Transcribe the entries exactly; images are not part of the copy.

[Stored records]
— START —
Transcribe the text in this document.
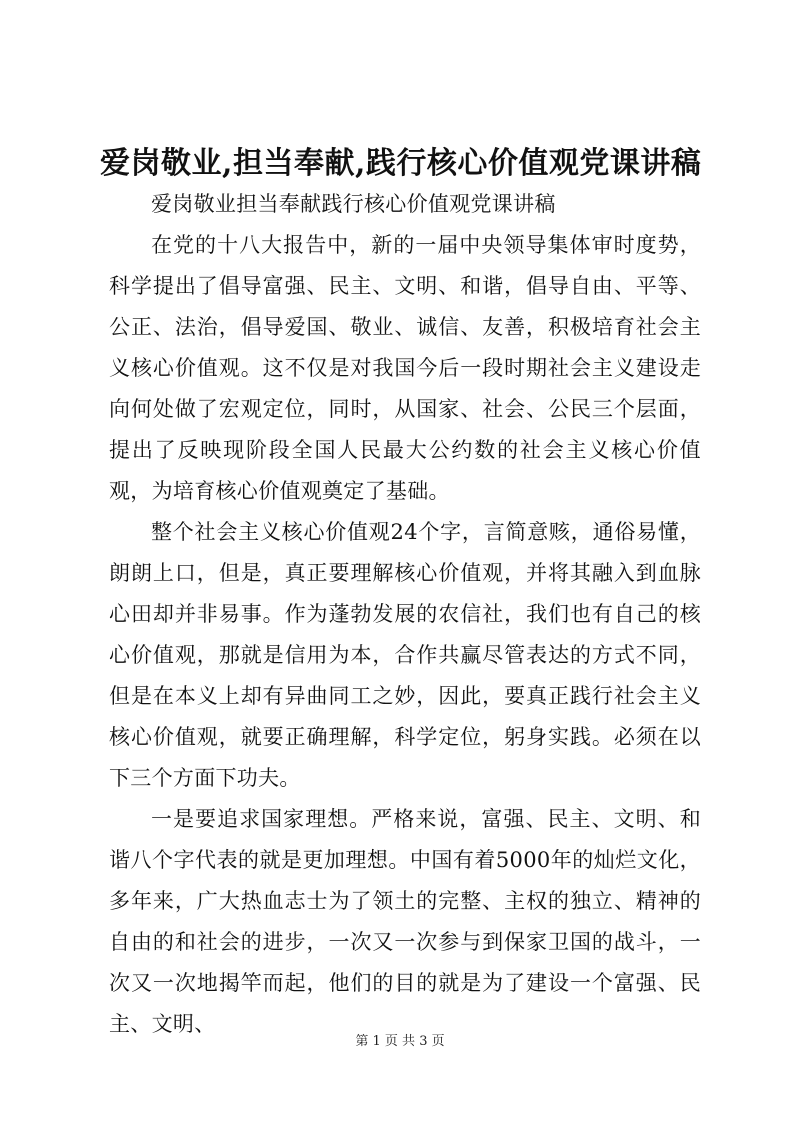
爱岗敬业,担当奉献,践行核心价值观党课讲稿

爱岗敬业担当奉献践行核心价值观党课讲稿

在党的十八大报告中，新的一届中央领导集体审时度势，科学提出了倡导富强、民主、文明、和谐，倡导自由、平等、公正、法治，倡导爱国、敬业、诚信、友善，积极培育社会主义核心价值观。这不仅是对我国今后一段时期社会主义建设走向何处做了宏观定位，同时，从国家、社会、公民三个层面，提出了反映现阶段全国人民最大公约数的社会主义核心价值观，为培育核心价值观奠定了基础。

整个社会主义核心价值观24个字，言简意赅，通俗易懂，朗朗上口，但是，真正要理解核心价值观，并将其融入到血脉心田却并非易事。作为蓬勃发展的农信社，我们也有自己的核心价值观，那就是信用为本，合作共赢尽管表达的方式不同，但是在本义上却有异曲同工之妙，因此，要真正践行社会主义核心价值观，就要正确理解，科学定位，躬身实践。必须在以下三个方面下功夫。

一是要追求国家理想。严格来说，富强、民主、文明、和谐八个字代表的就是更加理想。中国有着5000年的灿烂文化，多年来，广大热血志士为了领土的完整、主权的独立、精神的自由的和社会的进步，一次又一次参与到保家卫国的战斗，一次又一次地揭竿而起，他们的目的就是为了建设一个富强、民主、文明、

第 1 页 共 3 页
— END —
» WRITTEN SOLUTION
Transcribe the text in this document.
爱岗敬业,担当奉献,践行核心价值观党课讲稿

爱岗敬业担当奉献践行核心价值观党课讲稿

在党的十八大报告中，新的一届中央领导集体审时度势，科学提出了倡导富强、民主、文明、和谐，倡导自由、平等、公正、法治，倡导爱国、敬业、诚信、友善，积极培育社会主义核心价值观。这不仅是对我国今后一段时期社会主义建设走向何处做了宏观定位，同时，从国家、社会、公民三个层面，提出了反映现阶段全国人民最大公约数的社会主义核心价值观，为培育核心价值观奠定了基础。

整个社会主义核心价值观24个字，言简意赅，通俗易懂，朗朗上口，但是，真正要理解核心价值观，并将其融入到血脉心田却并非易事。作为蓬勃发展的农信社，我们也有自己的核心价值观，那就是信用为本，合作共赢尽管表达的方式不同，但是在本义上却有异曲同工之妙，因此，要真正践行社会主义核心价值观，就要正确理解，科学定位，躬身实践。必须在以下三个方面下功夫。

一是要追求国家理想。严格来说，富强、民主、文明、和谐八个字代表的就是更加理想。中国有着5000年的灿烂文化，多年来，广大热血志士为了领土的完整、主权的独立、精神的自由的和社会的进步，一次又一次参与到保家卫国的战斗，一次又一次地揭竿而起，他们的目的就是为了建设一个富强、民主、文明、

第 1 页 共 3 页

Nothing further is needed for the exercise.